— What the exercise asks —
The records below must be transcribed exactly. Do not include the pictures.

Dataset items
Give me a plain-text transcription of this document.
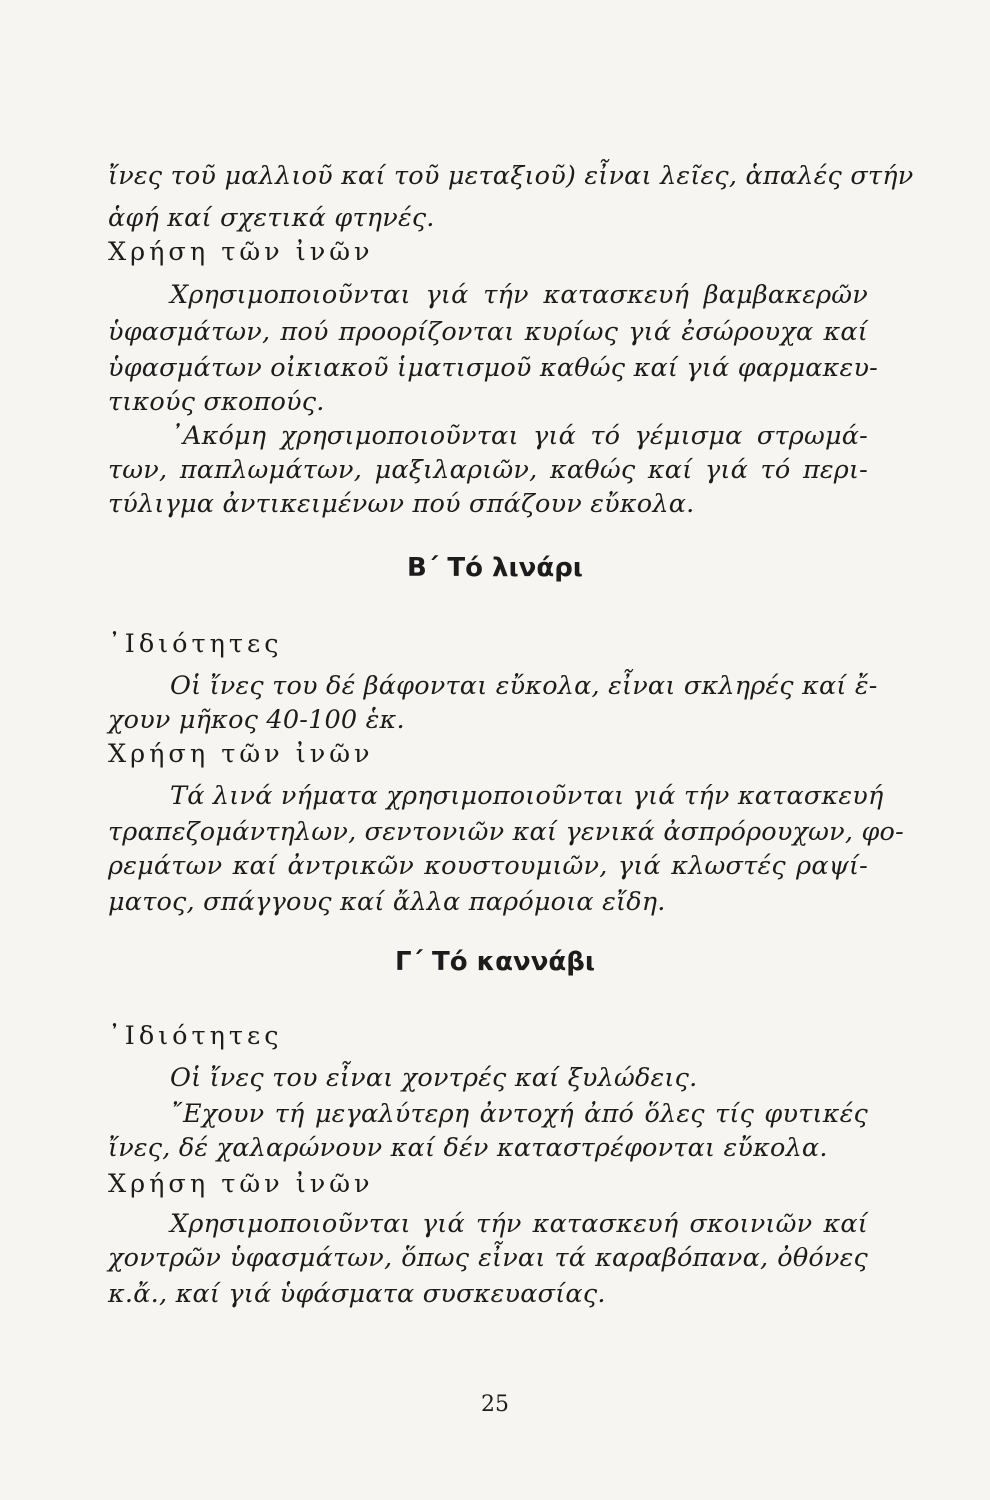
ἴνες τοῦ μαλλιοῦ καί τοῦ μεταξιοῦ) εἶναι λεῖες, ἁπαλές στήν
ἁφή καί σχετικά φτηνές.
Χρήση τῶν ἰνῶν
Χρησιμοποιοῦνται γιά τήν κατασκευή βαμβακερῶν
ὑφασμάτων, πού προορίζονται κυρίως γιά ἐσώρουχα καί
ὑφασμάτων οἰκιακοῦ ἱματισμοῦ καθώς καί γιά φαρμακευ-
τικούς σκοπούς.
᾿Ακόμη χρησιμοποιοῦνται γιά τό γέμισμα στρωμά-
των, παπλωμάτων, μαξιλαριῶν, καθώς καί γιά τό περι-
τύλιγμα ἀντικειμένων πού σπάζουν εὔκολα.
Β΄ Τό λινάρι
᾿Ιδιότητες
Οἱ ἴνες του δέ βάφονται εὔκολα, εἶναι σκληρές καί ἔ-
χουν μῆκος 40-100 ἑκ.
Χρήση τῶν ἰνῶν
Τά λινά νήματα χρησιμοποιοῦνται γιά τήν κατασκευή
τραπεζομάντηλων, σεντονιῶν καί γενικά ἀσπρόρουχων, φο-
ρεμάτων καί ἀντρικῶν κουστουμιῶν, γιά κλωστές ραψί-
ματος, σπάγγους καί ἄλλα παρόμοια εἴδη.
Γ΄ Τό καννάβι
᾿Ιδιότητες
Οἱ ἴνες του εἶναι χοντρές καί ξυλώδεις.
῎Εχουν τή μεγαλύτερη ἀντοχή ἀπό ὅλες τίς φυτικές
ἴνες, δέ χαλαρώνουν καί δέν καταστρέφονται εὔκολα.
Χρήση τῶν ἰνῶν
Χρησιμοποιοῦνται γιά τήν κατασκευή σκοινιῶν καί
χοντρῶν ὑφασμάτων, ὅπως εἶναι τά καραβόπανα, ὀθόνες
κ.ἄ., καί γιά ὑφάσματα συσκευασίας.
25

— The reply —
Give me a plain-text transcription of this document.
ἴνες τοῦ μαλλιοῦ καί τοῦ μεταξιοῦ) εἶναι λεῖες, ἁπαλές στήν
ἁφή καί σχετικά φτηνές.
Χρήση τῶν ἰνῶν
Χρησιμοποιοῦνται γιά τήν κατασκευή βαμβακερῶν
ὑφασμάτων, πού προορίζονται κυρίως γιά ἐσώρουχα καί
ὑφασμάτων οἰκιακοῦ ἱματισμοῦ καθώς καί γιά φαρμακευ-
τικούς σκοπούς.
᾿Ακόμη χρησιμοποιοῦνται γιά τό γέμισμα στρωμά-
των, παπλωμάτων, μαξιλαριῶν, καθώς καί γιά τό περι-
τύλιγμα ἀντικειμένων πού σπάζουν εὔκολα.
Β΄ Τό λινάρι
᾿Ιδιότητες
Οἱ ἴνες του δέ βάφονται εὔκολα, εἶναι σκληρές καί ἔ-
χουν μῆκος 40-100 ἑκ.
Χρήση τῶν ἰνῶν
Τά λινά νήματα χρησιμοποιοῦνται γιά τήν κατασκευή
τραπεζομάντηλων, σεντονιῶν καί γενικά ἀσπρόρουχων, φο-
ρεμάτων καί ἀντρικῶν κουστουμιῶν, γιά κλωστές ραψί-
ματος, σπάγγους καί ἄλλα παρόμοια εἴδη.
Γ΄ Τό καννάβι
᾿Ιδιότητες
Οἱ ἴνες του εἶναι χοντρές καί ξυλώδεις.
῎Εχουν τή μεγαλύτερη ἀντοχή ἀπό ὅλες τίς φυτικές
ἴνες, δέ χαλαρώνουν καί δέν καταστρέφονται εὔκολα.
Χρήση τῶν ἰνῶν
Χρησιμοποιοῦνται γιά τήν κατασκευή σκοινιῶν καί
χοντρῶν ὑφασμάτων, ὅπως εἶναι τά καραβόπανα, ὀθόνες
κ.ἄ., καί γιά ὑφάσματα συσκευασίας.
25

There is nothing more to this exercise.